**Records excerpted from a collection:**
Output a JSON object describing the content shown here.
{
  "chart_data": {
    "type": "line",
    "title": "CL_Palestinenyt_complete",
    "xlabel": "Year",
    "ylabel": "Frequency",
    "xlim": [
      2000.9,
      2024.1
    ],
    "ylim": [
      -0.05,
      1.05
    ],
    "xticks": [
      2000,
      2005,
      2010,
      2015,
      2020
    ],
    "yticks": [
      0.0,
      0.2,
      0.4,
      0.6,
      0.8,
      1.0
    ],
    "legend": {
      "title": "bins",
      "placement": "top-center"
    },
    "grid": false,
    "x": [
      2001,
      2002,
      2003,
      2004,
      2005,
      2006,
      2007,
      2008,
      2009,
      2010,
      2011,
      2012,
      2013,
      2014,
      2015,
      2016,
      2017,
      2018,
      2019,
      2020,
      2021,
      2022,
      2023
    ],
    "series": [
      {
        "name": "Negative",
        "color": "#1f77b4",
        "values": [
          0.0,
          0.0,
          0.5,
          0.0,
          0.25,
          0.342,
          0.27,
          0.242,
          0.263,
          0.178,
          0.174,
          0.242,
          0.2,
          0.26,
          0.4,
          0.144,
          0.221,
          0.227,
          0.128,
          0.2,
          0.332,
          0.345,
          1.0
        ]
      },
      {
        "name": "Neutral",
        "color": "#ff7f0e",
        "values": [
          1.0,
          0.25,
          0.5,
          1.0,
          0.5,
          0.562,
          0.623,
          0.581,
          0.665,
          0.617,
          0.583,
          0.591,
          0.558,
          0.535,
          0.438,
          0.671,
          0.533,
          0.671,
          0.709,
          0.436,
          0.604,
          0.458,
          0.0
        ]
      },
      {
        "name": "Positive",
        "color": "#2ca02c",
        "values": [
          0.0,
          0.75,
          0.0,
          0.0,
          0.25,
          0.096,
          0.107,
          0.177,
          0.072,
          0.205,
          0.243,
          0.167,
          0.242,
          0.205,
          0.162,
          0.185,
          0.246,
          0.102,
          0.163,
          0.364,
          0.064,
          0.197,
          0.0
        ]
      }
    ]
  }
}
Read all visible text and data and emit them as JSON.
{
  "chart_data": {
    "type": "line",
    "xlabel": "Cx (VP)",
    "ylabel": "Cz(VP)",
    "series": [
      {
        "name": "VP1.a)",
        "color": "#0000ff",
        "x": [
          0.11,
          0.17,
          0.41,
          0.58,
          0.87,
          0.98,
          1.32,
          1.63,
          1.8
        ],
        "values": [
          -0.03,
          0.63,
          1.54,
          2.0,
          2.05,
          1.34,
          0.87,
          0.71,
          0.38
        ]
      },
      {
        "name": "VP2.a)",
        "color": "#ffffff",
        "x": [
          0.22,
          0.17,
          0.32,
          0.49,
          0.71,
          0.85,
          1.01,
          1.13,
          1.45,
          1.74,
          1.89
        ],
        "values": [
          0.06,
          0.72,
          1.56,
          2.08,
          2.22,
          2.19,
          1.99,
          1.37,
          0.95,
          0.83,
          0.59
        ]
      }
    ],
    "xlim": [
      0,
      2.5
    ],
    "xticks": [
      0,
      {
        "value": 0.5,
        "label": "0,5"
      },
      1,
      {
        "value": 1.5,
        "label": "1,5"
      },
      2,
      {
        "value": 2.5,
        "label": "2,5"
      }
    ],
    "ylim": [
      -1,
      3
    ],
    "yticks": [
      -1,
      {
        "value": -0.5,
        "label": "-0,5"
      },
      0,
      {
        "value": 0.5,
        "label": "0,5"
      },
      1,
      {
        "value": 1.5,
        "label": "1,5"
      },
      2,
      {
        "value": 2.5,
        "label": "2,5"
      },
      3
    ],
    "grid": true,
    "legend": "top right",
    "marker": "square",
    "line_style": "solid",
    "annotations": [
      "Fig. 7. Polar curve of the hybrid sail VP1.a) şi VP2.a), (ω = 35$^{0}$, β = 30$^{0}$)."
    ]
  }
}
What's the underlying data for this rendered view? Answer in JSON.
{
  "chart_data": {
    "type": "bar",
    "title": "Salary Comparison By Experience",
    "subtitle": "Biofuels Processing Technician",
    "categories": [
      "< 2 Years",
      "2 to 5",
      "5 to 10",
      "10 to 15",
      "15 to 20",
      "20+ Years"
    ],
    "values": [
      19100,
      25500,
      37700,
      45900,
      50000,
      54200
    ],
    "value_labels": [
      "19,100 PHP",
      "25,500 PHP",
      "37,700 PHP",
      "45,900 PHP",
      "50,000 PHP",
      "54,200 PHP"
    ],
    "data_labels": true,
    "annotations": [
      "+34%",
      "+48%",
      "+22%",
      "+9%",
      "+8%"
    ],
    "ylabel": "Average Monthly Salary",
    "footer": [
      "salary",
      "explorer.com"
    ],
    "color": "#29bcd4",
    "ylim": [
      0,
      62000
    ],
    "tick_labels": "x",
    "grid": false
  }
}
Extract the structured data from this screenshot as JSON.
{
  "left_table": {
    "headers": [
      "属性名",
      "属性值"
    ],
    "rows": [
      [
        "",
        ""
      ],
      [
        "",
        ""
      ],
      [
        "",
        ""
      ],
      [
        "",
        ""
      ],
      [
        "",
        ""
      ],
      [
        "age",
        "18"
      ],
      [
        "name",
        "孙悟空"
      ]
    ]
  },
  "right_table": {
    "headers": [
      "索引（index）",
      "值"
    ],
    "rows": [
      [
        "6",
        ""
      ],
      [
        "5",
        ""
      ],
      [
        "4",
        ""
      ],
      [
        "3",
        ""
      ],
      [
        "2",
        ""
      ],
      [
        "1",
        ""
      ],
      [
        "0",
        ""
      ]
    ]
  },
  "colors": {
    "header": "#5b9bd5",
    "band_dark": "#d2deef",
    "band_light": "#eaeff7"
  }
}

**WRITTEN PROBLEM:**
Select and copy every line from the records that includes the word "this".

**THE RESULT:**
What's the underlying data for this rendered view? Answer in JSON.
Extract the structured data from this screenshot as JSON.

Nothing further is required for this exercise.